§ JOB
Among the entries below, find the lines with "this" and copy them.
━━━ TASK MATERIAL
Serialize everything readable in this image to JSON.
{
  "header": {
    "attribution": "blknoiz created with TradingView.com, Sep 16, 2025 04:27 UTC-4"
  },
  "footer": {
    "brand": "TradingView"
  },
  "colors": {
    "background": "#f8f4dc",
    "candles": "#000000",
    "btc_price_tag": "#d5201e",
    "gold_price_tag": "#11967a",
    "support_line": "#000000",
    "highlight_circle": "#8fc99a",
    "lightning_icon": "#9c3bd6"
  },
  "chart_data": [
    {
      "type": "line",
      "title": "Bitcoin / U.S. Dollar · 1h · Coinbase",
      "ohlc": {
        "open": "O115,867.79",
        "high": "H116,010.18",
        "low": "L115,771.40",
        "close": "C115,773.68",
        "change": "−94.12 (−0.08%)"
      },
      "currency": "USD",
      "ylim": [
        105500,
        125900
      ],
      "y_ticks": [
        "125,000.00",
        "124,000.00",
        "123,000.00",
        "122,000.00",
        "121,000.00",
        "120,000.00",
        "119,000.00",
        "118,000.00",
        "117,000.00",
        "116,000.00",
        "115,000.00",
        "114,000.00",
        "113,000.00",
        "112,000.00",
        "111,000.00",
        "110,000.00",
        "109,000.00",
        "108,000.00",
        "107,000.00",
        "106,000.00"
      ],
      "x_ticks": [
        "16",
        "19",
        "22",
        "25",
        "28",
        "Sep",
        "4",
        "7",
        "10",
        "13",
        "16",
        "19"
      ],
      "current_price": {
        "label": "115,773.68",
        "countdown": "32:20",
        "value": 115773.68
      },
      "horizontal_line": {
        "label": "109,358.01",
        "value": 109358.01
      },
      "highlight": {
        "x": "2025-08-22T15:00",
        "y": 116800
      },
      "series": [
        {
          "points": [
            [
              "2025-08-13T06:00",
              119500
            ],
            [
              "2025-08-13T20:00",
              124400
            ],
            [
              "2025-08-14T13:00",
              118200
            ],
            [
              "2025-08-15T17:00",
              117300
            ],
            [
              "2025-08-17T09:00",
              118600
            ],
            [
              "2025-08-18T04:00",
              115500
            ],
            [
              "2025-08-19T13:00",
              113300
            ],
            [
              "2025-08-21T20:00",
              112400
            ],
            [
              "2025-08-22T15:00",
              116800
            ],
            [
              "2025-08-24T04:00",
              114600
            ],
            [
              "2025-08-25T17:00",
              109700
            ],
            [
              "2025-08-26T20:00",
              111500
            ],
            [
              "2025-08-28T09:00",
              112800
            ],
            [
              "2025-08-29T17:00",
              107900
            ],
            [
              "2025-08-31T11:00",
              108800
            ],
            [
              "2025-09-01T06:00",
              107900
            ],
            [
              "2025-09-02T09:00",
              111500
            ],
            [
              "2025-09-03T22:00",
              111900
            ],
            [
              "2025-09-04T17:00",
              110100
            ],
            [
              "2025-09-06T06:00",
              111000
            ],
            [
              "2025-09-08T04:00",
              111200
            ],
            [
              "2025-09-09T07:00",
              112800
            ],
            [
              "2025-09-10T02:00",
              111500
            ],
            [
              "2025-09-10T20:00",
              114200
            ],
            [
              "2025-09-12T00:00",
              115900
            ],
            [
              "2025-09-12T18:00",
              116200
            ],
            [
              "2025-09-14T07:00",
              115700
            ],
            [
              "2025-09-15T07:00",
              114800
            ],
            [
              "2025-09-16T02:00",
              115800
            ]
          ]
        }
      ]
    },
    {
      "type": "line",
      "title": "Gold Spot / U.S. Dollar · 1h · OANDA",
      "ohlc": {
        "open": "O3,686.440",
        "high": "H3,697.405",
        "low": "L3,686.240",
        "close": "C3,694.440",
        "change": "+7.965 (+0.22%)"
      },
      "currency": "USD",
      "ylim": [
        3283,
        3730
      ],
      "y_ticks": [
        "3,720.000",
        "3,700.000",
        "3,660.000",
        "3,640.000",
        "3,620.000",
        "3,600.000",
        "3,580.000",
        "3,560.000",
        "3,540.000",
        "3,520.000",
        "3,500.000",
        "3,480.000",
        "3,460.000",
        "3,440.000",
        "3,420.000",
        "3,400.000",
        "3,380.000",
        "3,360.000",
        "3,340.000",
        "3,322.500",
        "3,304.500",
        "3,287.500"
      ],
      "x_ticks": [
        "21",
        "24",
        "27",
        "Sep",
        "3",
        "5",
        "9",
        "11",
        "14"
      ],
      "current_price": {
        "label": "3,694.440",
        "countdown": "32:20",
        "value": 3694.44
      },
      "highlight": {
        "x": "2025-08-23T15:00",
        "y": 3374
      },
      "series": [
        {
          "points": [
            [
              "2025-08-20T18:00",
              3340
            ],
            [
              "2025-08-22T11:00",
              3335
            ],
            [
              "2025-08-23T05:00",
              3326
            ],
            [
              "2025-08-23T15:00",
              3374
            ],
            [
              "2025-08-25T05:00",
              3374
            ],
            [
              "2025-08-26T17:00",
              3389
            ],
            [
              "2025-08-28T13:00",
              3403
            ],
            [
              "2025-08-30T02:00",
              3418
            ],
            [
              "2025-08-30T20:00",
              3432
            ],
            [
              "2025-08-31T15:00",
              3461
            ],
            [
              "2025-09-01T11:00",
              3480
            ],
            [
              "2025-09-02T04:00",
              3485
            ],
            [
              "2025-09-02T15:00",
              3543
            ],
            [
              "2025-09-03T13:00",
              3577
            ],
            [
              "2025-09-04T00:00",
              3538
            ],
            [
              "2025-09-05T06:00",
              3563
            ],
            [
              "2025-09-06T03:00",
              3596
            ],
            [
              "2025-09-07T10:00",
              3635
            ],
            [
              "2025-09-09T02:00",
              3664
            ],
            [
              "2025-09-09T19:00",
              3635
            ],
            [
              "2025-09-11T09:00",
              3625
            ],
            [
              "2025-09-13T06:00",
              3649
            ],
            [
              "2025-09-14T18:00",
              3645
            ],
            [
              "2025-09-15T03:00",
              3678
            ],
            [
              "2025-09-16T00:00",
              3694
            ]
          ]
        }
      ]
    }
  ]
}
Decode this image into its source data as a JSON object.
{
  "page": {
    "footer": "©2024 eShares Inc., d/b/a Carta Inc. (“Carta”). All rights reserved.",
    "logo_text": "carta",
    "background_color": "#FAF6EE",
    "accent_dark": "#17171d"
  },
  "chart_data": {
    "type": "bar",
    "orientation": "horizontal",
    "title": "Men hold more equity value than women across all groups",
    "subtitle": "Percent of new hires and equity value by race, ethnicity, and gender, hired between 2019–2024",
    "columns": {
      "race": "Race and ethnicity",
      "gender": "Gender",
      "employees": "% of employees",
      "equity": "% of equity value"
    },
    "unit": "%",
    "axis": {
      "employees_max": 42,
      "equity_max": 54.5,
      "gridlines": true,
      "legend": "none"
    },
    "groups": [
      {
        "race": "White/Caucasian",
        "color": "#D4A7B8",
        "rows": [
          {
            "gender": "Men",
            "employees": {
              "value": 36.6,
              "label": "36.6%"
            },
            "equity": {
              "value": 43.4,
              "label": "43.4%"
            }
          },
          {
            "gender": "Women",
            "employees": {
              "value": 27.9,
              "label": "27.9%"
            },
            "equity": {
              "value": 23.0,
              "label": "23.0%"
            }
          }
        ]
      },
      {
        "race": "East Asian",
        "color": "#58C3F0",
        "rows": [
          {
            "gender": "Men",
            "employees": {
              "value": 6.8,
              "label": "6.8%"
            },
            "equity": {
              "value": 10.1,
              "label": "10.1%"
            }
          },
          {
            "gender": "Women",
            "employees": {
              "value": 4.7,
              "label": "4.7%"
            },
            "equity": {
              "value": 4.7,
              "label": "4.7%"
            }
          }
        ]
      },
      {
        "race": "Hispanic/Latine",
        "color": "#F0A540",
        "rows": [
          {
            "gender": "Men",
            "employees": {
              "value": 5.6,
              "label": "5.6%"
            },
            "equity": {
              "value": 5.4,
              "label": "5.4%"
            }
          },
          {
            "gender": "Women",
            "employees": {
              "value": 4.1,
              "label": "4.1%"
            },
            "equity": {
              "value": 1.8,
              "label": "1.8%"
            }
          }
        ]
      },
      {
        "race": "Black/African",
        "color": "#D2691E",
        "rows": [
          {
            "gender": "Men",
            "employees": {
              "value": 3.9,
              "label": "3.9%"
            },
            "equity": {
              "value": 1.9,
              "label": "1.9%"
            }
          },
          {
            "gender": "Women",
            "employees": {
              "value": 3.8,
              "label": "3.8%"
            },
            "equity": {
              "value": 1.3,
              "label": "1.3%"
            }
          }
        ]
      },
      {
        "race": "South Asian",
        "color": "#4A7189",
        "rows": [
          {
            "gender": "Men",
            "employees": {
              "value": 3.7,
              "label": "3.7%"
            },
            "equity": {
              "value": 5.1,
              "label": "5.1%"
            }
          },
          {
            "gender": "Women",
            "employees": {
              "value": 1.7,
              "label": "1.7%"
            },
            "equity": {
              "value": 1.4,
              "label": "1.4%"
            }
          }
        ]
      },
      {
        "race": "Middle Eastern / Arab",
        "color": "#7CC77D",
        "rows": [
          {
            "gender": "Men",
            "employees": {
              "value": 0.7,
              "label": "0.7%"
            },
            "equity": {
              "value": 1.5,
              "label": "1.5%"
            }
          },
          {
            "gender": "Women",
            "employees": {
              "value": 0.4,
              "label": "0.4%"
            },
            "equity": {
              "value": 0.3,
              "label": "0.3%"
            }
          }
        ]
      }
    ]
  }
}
━━━━━━
§ REPLY
Serialize everything readable in this image to JSON.
Decode this image into its source data as a JSON object.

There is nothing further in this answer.